NO SECO E NO ENCHARCADO
Em noite de clima instável em Belo Horizonte, o Internacional venceu o Atlético Mineiro por 3 a 1 dentro da Arena MRV pela 31ª rodada do Brasileirão 2024. Com maturidade e garra, o colorado ganhou tanto no tempo seco, por 2 a 1, quanto na chuva torrencial que quase impossibilitou a prática do futebol, por 1 a 0. Com foco na Libertadores e na Copa do Brasil, o Galo apenas pagou o preço por entrar com o time reserva diante de um bom adversário, o que certamente não deixará a torcida inconformada.
O primeiro tempo na Arena MRV foi pautado pelo equilíbrio. Na prática, pela grande maioria da etapa, um time anulou o outro. O Internacional, por ter os titulares e se importar mais com a partida, tomava a iniciativa e tentava propor o jogo. Contudo, a defesa atleticana, bem estruturada em um 4–4–2, ocupava bem espaços e dificultava a parada. O colorado, apesar da intenção, não tinha o meio-campo dinâmico como outrora para atrair marcação e abrir espaços. Em contrapartida, por estar fortemente presente no campo de ataque, o Inter era pouco contra-atacado porque recuperava a posse bem longe de sua defesa. O Atlético, sem grandes construtores nesta escalação, optava por bolas longas que pouco davam algum resultado prático. Por mais de meia hora, praticamente nada de relevante aconteceu, sem nenhuma chance perigosa para os dois lados.
==================================================
* [DESAFIO]: Transcreva, do texto acima sobre o jogo entre Internacional e Atlético Mineiro, a parte que vai de "NO SECO E NO" até "a torcida inconformada.", incluindo essas palavras.

* [DADOS FORNECIDOS]:
==================================================
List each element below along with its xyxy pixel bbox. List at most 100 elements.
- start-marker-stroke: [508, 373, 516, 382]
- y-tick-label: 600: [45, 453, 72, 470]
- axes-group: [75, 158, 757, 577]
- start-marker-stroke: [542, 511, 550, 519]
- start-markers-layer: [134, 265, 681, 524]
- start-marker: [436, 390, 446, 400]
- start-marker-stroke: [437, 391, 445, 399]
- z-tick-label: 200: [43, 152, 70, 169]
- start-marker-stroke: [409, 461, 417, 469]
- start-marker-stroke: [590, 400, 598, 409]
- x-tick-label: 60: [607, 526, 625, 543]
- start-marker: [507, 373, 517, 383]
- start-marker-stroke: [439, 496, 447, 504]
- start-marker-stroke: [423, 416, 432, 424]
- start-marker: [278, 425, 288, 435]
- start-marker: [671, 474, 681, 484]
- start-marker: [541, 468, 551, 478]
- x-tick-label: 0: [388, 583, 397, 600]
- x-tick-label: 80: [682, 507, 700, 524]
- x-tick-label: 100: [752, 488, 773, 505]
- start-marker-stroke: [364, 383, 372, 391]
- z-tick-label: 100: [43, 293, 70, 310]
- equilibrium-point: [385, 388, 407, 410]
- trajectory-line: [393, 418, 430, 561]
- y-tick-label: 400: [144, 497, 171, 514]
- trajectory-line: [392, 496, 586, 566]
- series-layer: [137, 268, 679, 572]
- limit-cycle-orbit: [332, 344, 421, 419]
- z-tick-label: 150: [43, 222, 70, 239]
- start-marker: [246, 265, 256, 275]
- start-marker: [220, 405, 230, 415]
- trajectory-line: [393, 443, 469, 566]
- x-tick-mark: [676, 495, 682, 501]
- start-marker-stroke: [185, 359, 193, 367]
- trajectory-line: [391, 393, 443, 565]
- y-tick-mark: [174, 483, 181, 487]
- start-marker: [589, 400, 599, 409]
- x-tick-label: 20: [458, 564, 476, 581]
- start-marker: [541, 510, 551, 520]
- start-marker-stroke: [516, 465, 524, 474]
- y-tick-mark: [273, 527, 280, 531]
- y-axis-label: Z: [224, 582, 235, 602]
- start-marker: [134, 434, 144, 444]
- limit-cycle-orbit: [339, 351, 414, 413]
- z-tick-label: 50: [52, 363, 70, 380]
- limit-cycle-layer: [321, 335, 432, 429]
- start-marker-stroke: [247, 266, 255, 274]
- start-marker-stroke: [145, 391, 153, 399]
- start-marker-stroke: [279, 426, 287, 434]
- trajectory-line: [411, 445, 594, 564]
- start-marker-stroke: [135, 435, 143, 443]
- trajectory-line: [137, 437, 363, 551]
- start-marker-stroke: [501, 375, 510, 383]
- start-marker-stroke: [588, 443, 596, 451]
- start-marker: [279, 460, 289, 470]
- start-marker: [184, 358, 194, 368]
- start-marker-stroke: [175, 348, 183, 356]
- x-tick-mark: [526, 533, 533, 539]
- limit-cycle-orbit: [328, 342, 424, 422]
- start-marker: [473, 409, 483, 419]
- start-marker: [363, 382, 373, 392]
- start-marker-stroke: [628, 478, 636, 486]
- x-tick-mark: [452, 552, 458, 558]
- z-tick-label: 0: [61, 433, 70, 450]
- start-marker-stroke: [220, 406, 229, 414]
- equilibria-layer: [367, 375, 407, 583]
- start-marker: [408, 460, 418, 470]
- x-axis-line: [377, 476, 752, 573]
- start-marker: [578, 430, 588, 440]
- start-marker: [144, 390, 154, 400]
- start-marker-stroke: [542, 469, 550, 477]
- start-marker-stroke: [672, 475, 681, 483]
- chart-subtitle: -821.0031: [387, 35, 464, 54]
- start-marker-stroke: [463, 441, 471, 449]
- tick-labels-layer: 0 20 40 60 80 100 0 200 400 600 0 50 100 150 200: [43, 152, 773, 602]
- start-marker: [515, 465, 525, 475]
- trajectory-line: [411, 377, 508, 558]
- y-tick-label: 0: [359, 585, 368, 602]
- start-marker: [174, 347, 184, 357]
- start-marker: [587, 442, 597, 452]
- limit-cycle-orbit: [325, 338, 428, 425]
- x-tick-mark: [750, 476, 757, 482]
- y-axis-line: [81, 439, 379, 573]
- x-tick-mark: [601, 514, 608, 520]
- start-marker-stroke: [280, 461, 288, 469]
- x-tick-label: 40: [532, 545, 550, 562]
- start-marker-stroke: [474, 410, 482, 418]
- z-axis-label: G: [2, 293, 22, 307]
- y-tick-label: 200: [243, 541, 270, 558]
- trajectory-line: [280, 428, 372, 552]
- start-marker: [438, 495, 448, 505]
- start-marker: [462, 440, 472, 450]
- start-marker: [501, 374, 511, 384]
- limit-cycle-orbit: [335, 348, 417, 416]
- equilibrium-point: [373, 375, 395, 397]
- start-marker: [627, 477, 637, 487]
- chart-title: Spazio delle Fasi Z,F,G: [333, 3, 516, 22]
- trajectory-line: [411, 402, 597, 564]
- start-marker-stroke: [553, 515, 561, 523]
==================================================
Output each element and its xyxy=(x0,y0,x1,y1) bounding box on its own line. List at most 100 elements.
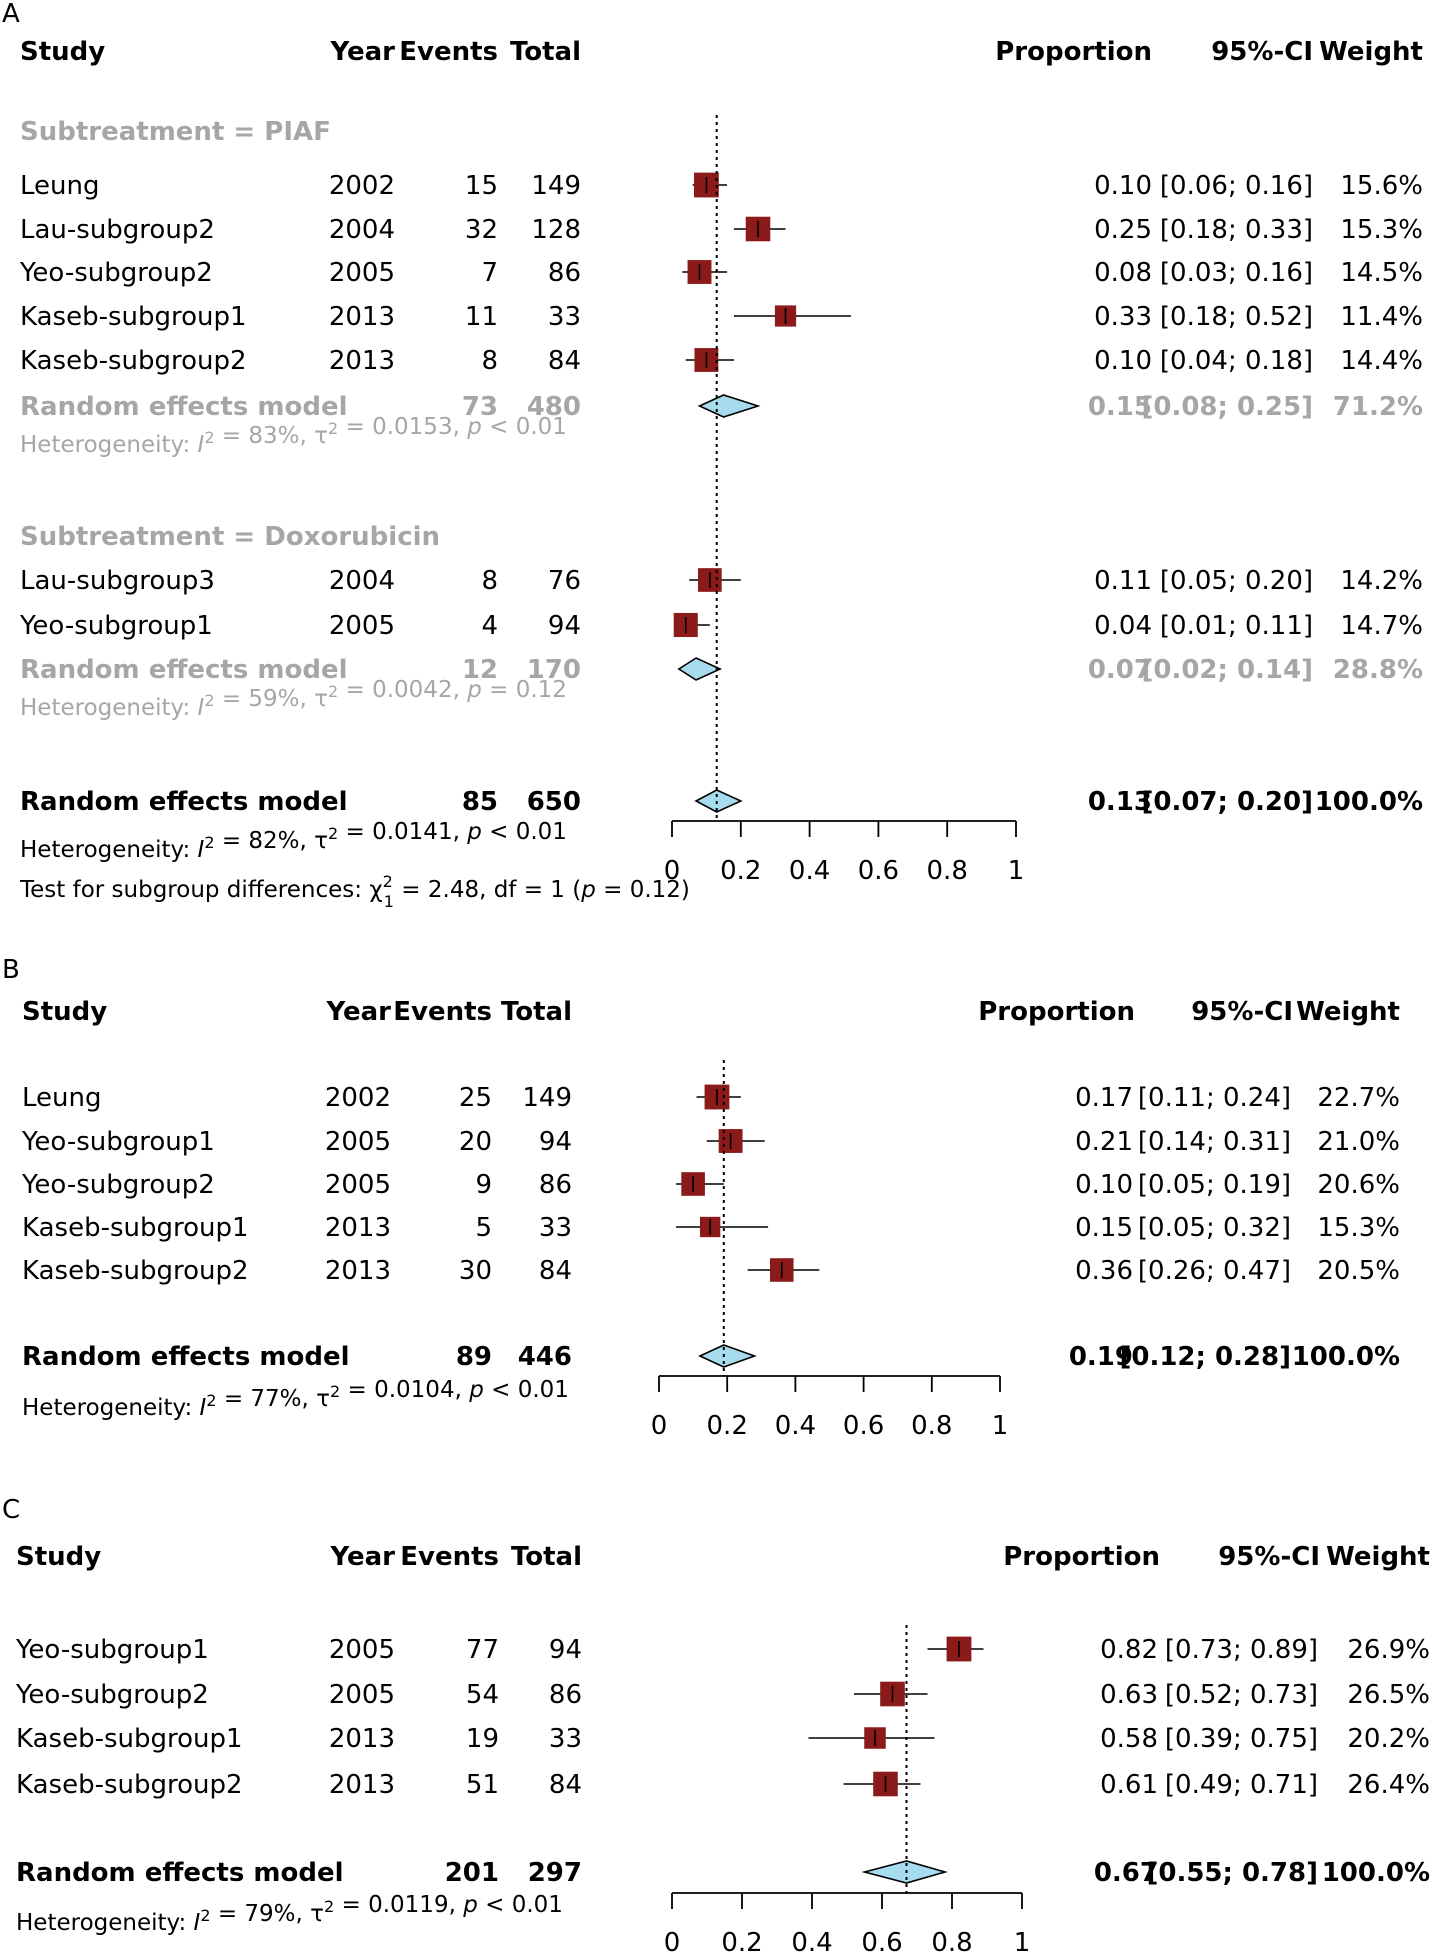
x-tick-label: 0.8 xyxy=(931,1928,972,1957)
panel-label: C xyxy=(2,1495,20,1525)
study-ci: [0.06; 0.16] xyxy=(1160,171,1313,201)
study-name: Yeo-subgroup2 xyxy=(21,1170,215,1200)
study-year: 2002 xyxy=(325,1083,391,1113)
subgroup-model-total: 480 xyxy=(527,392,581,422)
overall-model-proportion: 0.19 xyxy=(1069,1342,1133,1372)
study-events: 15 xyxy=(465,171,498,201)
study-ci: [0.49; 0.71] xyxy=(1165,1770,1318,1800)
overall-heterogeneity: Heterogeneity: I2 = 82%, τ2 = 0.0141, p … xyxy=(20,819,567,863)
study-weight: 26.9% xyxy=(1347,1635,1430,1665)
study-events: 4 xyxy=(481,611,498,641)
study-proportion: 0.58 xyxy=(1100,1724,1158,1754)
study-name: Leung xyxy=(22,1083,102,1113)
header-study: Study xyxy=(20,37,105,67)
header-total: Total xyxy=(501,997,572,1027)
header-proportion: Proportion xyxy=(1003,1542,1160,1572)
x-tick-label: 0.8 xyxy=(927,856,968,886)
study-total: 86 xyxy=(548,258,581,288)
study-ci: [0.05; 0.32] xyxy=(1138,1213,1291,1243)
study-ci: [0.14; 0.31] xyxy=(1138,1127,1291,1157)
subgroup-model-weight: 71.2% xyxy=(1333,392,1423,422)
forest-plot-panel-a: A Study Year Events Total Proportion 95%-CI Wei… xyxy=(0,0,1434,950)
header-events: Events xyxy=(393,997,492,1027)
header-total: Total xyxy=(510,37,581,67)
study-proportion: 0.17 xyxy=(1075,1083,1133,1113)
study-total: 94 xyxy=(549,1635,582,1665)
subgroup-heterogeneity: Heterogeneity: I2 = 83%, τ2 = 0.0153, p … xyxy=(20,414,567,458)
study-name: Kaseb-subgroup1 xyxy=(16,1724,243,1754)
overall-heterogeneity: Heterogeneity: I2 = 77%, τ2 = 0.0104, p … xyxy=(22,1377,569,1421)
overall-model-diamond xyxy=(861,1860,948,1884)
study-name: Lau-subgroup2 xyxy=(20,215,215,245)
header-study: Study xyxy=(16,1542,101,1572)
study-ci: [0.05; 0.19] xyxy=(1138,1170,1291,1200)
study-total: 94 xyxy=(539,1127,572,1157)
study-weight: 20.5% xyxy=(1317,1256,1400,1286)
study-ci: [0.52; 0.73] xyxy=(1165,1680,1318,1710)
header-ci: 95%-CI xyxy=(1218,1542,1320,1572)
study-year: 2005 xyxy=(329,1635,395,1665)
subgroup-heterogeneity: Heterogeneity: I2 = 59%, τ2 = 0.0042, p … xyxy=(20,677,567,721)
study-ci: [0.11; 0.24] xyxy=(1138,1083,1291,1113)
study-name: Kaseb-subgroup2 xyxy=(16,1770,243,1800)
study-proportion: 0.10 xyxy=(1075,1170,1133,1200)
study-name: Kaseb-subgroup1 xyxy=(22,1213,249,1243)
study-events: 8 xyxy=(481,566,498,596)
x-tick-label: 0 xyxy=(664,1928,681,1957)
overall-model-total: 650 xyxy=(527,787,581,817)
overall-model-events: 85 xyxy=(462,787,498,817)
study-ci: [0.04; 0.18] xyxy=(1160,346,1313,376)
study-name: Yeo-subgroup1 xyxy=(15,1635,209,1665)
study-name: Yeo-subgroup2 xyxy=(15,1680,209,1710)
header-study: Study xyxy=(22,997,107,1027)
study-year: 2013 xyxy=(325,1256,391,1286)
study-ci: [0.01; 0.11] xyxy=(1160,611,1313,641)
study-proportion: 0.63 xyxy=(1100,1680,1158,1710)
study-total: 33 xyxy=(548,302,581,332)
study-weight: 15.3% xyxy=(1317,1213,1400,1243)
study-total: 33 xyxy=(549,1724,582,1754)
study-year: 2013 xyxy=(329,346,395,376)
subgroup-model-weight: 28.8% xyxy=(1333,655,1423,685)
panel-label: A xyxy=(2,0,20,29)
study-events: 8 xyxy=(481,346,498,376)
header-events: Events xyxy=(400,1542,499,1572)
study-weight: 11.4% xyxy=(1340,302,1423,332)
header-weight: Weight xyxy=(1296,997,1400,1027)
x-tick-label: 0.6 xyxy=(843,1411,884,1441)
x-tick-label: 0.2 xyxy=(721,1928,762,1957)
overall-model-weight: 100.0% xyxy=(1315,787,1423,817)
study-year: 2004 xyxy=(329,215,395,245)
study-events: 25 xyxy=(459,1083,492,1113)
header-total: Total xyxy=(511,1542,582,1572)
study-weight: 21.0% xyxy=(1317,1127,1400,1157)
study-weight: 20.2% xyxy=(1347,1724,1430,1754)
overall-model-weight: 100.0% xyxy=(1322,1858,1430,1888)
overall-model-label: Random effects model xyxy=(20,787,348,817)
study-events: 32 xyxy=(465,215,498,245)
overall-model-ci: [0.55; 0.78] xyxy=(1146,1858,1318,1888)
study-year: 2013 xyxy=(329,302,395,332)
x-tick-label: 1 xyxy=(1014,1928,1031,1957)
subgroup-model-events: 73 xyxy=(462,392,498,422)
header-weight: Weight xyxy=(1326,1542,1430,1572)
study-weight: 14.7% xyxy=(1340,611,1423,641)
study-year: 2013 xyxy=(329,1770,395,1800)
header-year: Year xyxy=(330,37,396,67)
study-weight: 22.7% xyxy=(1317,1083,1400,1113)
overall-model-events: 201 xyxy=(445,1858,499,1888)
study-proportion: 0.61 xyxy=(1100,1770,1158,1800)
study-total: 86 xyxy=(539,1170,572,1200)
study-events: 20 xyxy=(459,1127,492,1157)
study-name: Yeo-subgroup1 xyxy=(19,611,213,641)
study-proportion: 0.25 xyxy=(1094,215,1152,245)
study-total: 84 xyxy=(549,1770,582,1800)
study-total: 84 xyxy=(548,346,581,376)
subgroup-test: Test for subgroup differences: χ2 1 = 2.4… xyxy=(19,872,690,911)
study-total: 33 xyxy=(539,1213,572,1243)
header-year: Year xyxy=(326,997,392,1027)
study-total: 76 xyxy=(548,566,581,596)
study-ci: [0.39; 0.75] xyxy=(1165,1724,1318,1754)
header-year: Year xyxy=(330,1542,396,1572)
==================================================
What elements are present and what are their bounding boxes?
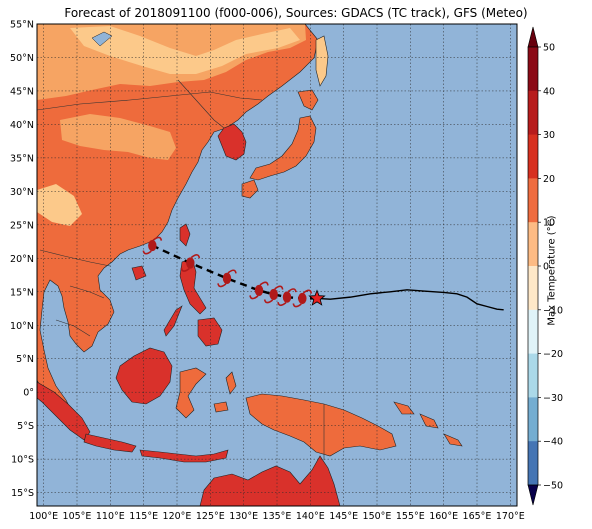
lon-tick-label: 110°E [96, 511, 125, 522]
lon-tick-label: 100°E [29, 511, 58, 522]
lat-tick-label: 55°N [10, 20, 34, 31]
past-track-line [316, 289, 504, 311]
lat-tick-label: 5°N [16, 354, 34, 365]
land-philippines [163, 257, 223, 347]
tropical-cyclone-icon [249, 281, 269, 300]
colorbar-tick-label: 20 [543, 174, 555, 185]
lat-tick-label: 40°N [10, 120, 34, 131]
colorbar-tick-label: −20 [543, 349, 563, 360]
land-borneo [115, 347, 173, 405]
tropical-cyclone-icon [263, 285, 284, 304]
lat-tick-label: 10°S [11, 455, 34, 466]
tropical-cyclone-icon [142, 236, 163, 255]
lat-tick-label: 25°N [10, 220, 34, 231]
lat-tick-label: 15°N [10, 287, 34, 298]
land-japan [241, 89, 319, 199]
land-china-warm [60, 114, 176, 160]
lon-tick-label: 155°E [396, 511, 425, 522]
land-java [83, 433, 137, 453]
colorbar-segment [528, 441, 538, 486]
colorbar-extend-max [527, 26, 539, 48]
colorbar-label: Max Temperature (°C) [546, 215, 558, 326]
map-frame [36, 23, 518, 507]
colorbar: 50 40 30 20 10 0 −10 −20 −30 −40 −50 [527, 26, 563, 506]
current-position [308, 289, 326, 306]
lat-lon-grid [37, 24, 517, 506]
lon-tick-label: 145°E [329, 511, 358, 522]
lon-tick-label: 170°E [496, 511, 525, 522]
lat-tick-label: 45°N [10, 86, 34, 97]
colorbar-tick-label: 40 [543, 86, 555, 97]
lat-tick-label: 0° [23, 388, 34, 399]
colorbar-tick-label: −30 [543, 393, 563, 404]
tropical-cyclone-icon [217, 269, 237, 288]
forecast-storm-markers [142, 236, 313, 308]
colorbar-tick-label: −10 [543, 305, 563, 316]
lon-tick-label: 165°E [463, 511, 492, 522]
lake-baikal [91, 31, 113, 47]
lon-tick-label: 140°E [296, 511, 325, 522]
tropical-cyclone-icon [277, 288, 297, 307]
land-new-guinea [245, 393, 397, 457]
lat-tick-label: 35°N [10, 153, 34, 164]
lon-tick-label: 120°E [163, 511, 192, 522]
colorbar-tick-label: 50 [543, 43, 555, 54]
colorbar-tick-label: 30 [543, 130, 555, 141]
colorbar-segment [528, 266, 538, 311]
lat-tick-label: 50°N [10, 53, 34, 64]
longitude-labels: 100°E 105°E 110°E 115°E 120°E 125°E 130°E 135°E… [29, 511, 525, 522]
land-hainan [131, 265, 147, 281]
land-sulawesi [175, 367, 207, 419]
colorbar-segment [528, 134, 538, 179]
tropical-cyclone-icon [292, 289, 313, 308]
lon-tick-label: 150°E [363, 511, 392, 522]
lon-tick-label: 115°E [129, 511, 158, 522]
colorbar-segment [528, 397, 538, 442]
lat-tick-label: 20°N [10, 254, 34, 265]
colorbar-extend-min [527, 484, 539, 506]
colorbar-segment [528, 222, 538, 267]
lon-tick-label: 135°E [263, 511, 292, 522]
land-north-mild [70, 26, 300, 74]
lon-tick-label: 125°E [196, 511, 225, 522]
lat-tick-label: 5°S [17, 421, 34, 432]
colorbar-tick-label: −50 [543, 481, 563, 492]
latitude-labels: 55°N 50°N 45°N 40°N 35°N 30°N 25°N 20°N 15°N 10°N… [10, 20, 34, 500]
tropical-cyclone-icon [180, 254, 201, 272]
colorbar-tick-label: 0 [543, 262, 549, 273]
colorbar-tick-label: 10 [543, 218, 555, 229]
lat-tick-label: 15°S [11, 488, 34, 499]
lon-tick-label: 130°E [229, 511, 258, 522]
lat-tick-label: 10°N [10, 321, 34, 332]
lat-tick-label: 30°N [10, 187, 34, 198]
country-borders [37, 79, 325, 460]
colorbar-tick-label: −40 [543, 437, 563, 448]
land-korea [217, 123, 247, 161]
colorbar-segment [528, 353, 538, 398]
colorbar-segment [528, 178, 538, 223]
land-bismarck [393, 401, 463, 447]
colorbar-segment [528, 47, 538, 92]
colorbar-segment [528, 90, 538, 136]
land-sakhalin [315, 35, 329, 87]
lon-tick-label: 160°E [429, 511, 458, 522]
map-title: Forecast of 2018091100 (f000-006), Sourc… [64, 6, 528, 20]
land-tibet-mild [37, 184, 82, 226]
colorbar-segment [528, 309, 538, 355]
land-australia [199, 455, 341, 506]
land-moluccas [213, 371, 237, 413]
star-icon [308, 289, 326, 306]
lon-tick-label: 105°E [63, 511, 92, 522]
==================================================
* [RESPOSTA]:
NO SECO E NO ENCHARCADO
Em noite de clima instável em Belo Horizonte, o Internacional venceu o Atlético Mineiro por 3 a 1 dentro da Arena MRV pela 31ª rodada do Brasileirão 2024. Com maturidade e garra, o colorado ganhou tanto no tempo seco, por 2 a 1, quanto na chuva torrencial que quase impossibilitou a prática do futebol, por 1 a 0. Com foco na Libertadores e na Copa do Brasil, o Galo apenas pagou o preço por entrar com o time reserva diante de um bom adversário, o que certamente não deixará a torcida inconformada.